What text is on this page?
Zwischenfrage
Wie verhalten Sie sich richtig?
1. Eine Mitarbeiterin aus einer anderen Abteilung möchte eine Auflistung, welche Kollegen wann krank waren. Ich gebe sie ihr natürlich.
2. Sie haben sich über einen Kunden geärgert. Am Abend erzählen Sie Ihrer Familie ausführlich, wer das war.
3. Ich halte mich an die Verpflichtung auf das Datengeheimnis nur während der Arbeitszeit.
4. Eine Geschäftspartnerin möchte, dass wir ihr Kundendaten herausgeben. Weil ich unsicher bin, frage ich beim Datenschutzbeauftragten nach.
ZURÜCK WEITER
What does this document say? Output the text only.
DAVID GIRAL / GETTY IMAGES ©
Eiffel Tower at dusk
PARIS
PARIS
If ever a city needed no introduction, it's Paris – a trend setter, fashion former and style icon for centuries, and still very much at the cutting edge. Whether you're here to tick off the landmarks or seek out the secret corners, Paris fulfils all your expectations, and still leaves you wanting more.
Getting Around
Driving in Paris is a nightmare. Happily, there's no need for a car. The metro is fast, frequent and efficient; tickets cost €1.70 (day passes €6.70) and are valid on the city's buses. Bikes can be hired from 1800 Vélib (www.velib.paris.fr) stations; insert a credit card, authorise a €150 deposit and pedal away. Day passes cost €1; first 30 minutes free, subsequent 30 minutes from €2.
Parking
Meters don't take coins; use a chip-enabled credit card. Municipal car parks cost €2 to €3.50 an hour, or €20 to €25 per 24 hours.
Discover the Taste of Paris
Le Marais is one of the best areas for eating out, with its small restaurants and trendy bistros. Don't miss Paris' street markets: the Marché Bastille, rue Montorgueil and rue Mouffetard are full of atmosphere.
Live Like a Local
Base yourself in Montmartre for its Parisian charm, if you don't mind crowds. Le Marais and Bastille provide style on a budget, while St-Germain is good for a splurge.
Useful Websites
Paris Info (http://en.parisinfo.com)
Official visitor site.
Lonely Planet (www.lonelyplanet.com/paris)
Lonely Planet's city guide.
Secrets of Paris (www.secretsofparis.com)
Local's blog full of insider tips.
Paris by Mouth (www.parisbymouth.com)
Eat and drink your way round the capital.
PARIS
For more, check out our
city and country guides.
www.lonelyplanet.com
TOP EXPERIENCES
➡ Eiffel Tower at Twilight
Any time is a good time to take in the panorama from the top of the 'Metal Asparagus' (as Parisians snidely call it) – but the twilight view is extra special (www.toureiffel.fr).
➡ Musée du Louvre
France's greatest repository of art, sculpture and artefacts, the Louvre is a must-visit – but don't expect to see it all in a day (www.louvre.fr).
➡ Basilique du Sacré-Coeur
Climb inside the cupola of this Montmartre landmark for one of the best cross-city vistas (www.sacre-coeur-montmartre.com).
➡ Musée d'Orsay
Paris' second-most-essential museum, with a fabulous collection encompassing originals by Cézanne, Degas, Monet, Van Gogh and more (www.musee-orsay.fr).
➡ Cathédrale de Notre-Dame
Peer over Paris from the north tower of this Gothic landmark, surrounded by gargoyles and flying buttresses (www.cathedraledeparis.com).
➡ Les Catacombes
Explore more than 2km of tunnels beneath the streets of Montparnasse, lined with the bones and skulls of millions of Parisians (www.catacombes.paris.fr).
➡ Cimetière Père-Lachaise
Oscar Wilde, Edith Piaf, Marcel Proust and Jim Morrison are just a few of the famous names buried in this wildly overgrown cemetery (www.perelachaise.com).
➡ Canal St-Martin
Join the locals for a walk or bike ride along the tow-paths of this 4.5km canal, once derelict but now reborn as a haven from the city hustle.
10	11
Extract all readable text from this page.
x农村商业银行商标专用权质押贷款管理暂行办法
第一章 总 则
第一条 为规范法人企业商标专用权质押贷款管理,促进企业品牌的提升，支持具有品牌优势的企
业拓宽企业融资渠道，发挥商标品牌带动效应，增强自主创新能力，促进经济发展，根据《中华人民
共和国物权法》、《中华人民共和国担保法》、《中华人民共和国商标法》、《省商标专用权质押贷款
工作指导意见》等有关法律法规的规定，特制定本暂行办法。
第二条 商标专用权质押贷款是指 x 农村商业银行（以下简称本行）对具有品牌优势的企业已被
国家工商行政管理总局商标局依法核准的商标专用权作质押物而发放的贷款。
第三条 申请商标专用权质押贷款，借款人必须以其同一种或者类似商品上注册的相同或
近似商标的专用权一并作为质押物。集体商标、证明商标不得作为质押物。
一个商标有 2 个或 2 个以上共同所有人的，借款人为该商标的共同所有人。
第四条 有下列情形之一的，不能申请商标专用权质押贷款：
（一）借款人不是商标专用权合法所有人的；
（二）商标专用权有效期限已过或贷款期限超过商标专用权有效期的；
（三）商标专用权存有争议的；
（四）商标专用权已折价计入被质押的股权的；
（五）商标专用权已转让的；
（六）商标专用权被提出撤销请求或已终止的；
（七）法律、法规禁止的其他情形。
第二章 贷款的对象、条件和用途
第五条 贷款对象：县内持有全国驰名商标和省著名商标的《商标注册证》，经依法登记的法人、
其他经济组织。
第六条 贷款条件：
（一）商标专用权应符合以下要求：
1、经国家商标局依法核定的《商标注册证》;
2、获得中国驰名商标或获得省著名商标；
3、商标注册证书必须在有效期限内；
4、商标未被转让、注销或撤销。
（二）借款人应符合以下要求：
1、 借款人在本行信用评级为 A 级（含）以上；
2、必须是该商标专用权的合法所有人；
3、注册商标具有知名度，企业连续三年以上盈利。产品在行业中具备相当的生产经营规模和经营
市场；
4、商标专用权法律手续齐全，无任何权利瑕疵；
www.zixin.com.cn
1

> _Problem description_
Check each line of the material above for "möchte" and say how many lines contain it, giving the number alone.

> _Answer to the exercise_
2